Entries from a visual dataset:
——————
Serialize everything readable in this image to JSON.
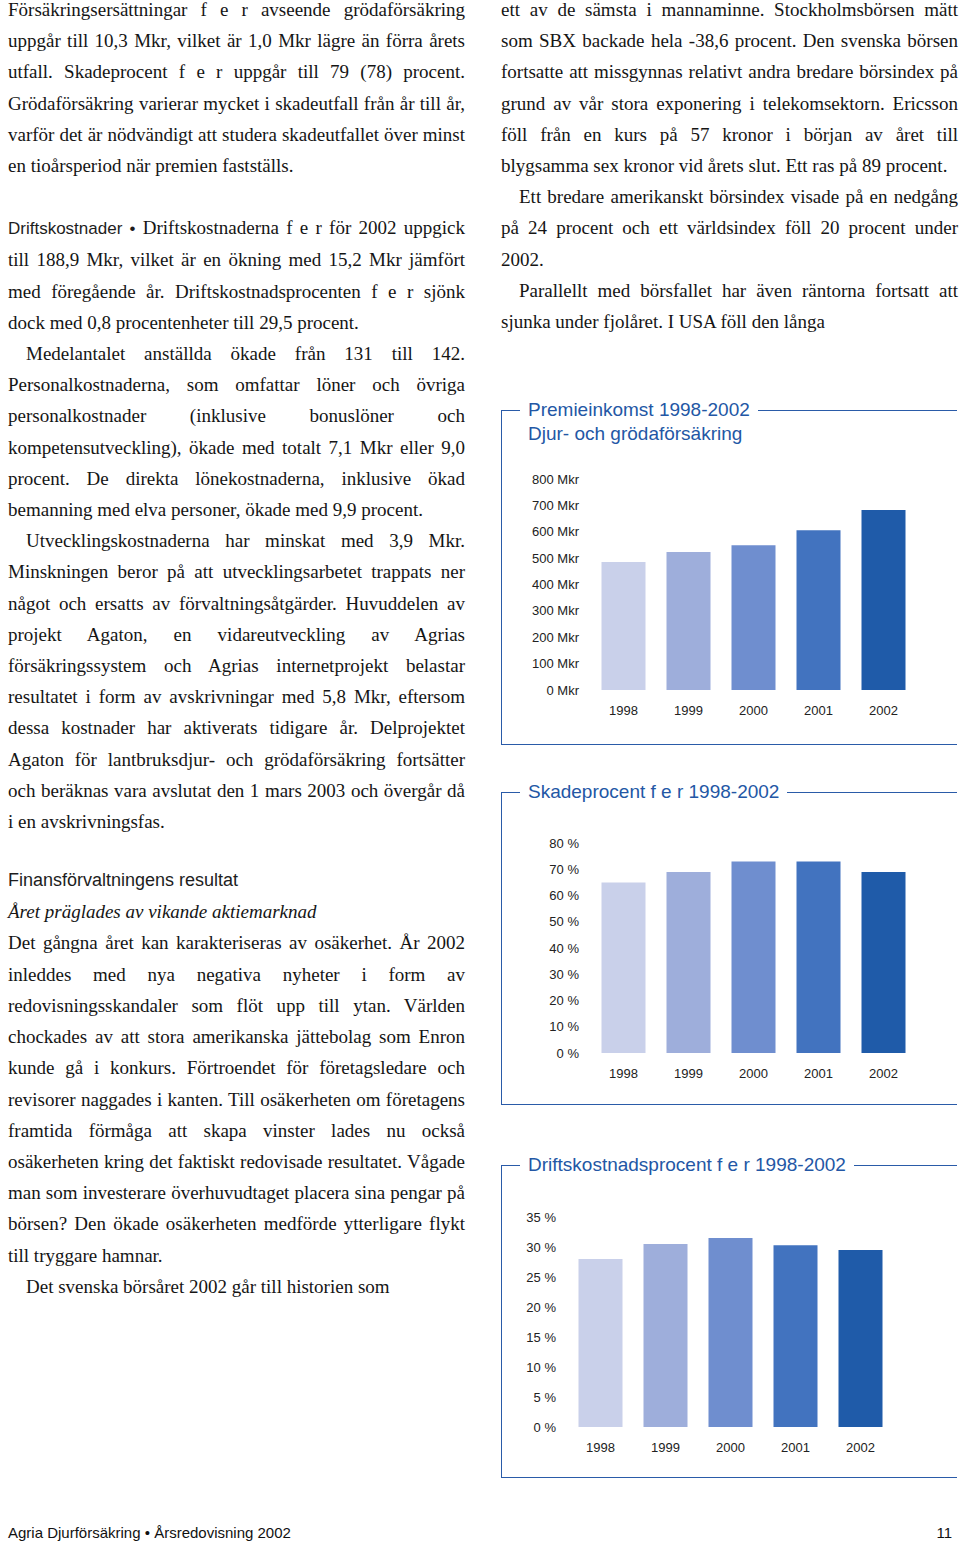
{
  "document": {
    "left_column": [
      {
        "kind": "p",
        "text": "Försäkringsersättningar f e r avseende grödaförsäkring uppgår till 10,3 Mkr, vilket är 1,0 Mkr lägre än förra årets utfall. Skadeprocent f e r uppgår till 79 (78) procent. Grödaförsäkring varierar mycket i skadeutfall från år till år, varför det är nödvändigt att studera skadeutfallet över minst en tioårsperiod när premien fastställs."
      },
      {
        "kind": "run_in",
        "heading": "Driftskostnader •",
        "text": "Driftskostnaderna f e r för 2002 uppgick till 188,9 Mkr, vilket är en ökning med 15,2 Mkr jämfört med föregående år. Driftskostnadsprocenten f e r sjönk dock med 0,8 procentenheter till 29,5 procent."
      },
      {
        "kind": "p",
        "indent": true,
        "text": "Medelantalet anställda ökade från 131 till 142. Personalkostnaderna, som omfattar löner och övriga personalkostnader (inklusive bonuslöner och kompetensutveckling), ökade med totalt 7,1 Mkr eller 9,0 procent. De direkta lönekostnaderna, inklusive ökad bemanning med elva personer, ökade med 9,9 procent."
      },
      {
        "kind": "p",
        "indent": true,
        "text": "Utvecklingskostnaderna har minskat med 3,9 Mkr. Minskningen beror på att utvecklingsarbetet trappats ner något och ersatts av förvaltningsåtgärder. Huvuddelen av projekt Agaton, en vidareutveckling av Agrias försäkringssystem och Agrias internetprojekt belastar resultatet i form av avskrivningar med 5,8 Mkr, eftersom dessa kostnader har aktiverats tidigare år. Delprojektet Agaton för lantbruksdjur- och grödaförsäkring fortsätter och beräknas vara avslutat den 1 mars 2003 och övergår då i en avskrivningsfas."
      },
      {
        "kind": "heading",
        "text": "Finansförvaltningens resultat"
      },
      {
        "kind": "subheading",
        "text": "Året präglades av vikande aktiemarknad"
      },
      {
        "kind": "p",
        "text": "Det gångna året kan karakteriseras av osäkerhet. År 2002 inleddes med nya negativa nyheter i form av redovisningsskandaler som flöt upp till ytan. Världen chockades av att stora amerikanska jättebolag som Enron kunde gå i konkurs. Förtroendet för företagsledare och revisorer naggades i kanten. Till osäkerheten om företagens framtida förmåga att skapa vinster lades nu också osäkerheten kring det faktiskt redovisade resultatet. Vågade man som investerare överhuvudtaget placera sina pengar på börsen? Den ökade osäkerheten medförde ytterligare flykt till tryggare hamnar."
      },
      {
        "kind": "p",
        "indent": true,
        "text": "Det svenska börsåret 2002 går till historien som"
      }
    ],
    "right_column": [
      {
        "kind": "p",
        "text": "ett av de sämsta i mannaminne. Stockholmsbörsen mätt som SBX backade hela -38,6 procent. Den svenska börsen fortsatte att missgynnas relativt andra bredare börsindex på grund av vår stora exponering i telekomsektorn. Ericsson föll från en kurs på 57 kronor i början av året till blygsamma sex kronor vid årets slut. Ett ras på 89 procent."
      },
      {
        "kind": "p",
        "indent": true,
        "text": "Ett bredare amerikanskt börsindex visade på en nedgång på 24 procent och ett världsindex föll 20 procent under 2002."
      },
      {
        "kind": "p",
        "indent": true,
        "text": "Parallellt med börsfallet har även räntorna fortsatt att sjunka under fjolåret. I USA föll den långa"
      }
    ],
    "footer": {
      "left": "Agria Djurförsäkring • Årsredovisning 2002",
      "page_number": "11"
    }
  },
  "chart_data": [
    {
      "type": "bar",
      "title": "Premieinkomst 1998-2002",
      "subtitle": "Djur- och grödaförsäkring",
      "categories": [
        "1998",
        "1999",
        "2000",
        "2001",
        "2002"
      ],
      "values": [
        485,
        523,
        549,
        606,
        682
      ],
      "colors": [
        "#c9d0ea",
        "#9eaedb",
        "#6f8ecf",
        "#4273bf",
        "#1f5ba9"
      ],
      "ylim": [
        0,
        800
      ],
      "yticks": [
        {
          "value": 0,
          "label": "0 Mkr"
        },
        {
          "value": 100,
          "label": "100 Mkr"
        },
        {
          "value": 200,
          "label": "200 Mkr"
        },
        {
          "value": 300,
          "label": "300 Mkr"
        },
        {
          "value": 400,
          "label": "400 Mkr"
        },
        {
          "value": 500,
          "label": "500 Mkr"
        },
        {
          "value": 600,
          "label": "600 Mkr"
        },
        {
          "value": 700,
          "label": "700 Mkr"
        },
        {
          "value": 800,
          "label": "800 Mkr"
        }
      ],
      "grid": false
    },
    {
      "type": "bar",
      "title": "Skadeprocent f e r 1998-2002",
      "categories": [
        "1998",
        "1999",
        "2000",
        "2001",
        "2002"
      ],
      "values": [
        65,
        69,
        73,
        73,
        69
      ],
      "colors": [
        "#c9d0ea",
        "#9eaedb",
        "#6f8ecf",
        "#4273bf",
        "#1f5ba9"
      ],
      "ylim": [
        0,
        80
      ],
      "yticks": [
        {
          "value": 0,
          "label": "0 %"
        },
        {
          "value": 10,
          "label": "10 %"
        },
        {
          "value": 20,
          "label": "20 %"
        },
        {
          "value": 30,
          "label": "30 %"
        },
        {
          "value": 40,
          "label": "40 %"
        },
        {
          "value": 50,
          "label": "50 %"
        },
        {
          "value": 60,
          "label": "60 %"
        },
        {
          "value": 70,
          "label": "70 %"
        },
        {
          "value": 80,
          "label": "80 %"
        }
      ],
      "grid": false
    },
    {
      "type": "bar",
      "title": "Driftskostnadsprocent f e r 1998-2002",
      "categories": [
        "1998",
        "1999",
        "2000",
        "2001",
        "2002"
      ],
      "values": [
        28,
        30.5,
        31.5,
        30.3,
        29.5
      ],
      "colors": [
        "#c9d0ea",
        "#9eaedb",
        "#6f8ecf",
        "#4273bf",
        "#1f5ba9"
      ],
      "ylim": [
        0,
        35
      ],
      "yticks": [
        {
          "value": 0,
          "label": "0 %"
        },
        {
          "value": 5,
          "label": "5 %"
        },
        {
          "value": 10,
          "label": "10 %"
        },
        {
          "value": 15,
          "label": "15 %"
        },
        {
          "value": 20,
          "label": "20 %"
        },
        {
          "value": 25,
          "label": "25 %"
        },
        {
          "value": 30,
          "label": "30 %"
        },
        {
          "value": 35,
          "label": "35 %"
        }
      ],
      "grid": false
    }
  ]
}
——————
*THE EXERCISE*:
Say how many lines contain "vilket", and give nothing but that number.

*ANSWER TO THIS PROBLEM*:
2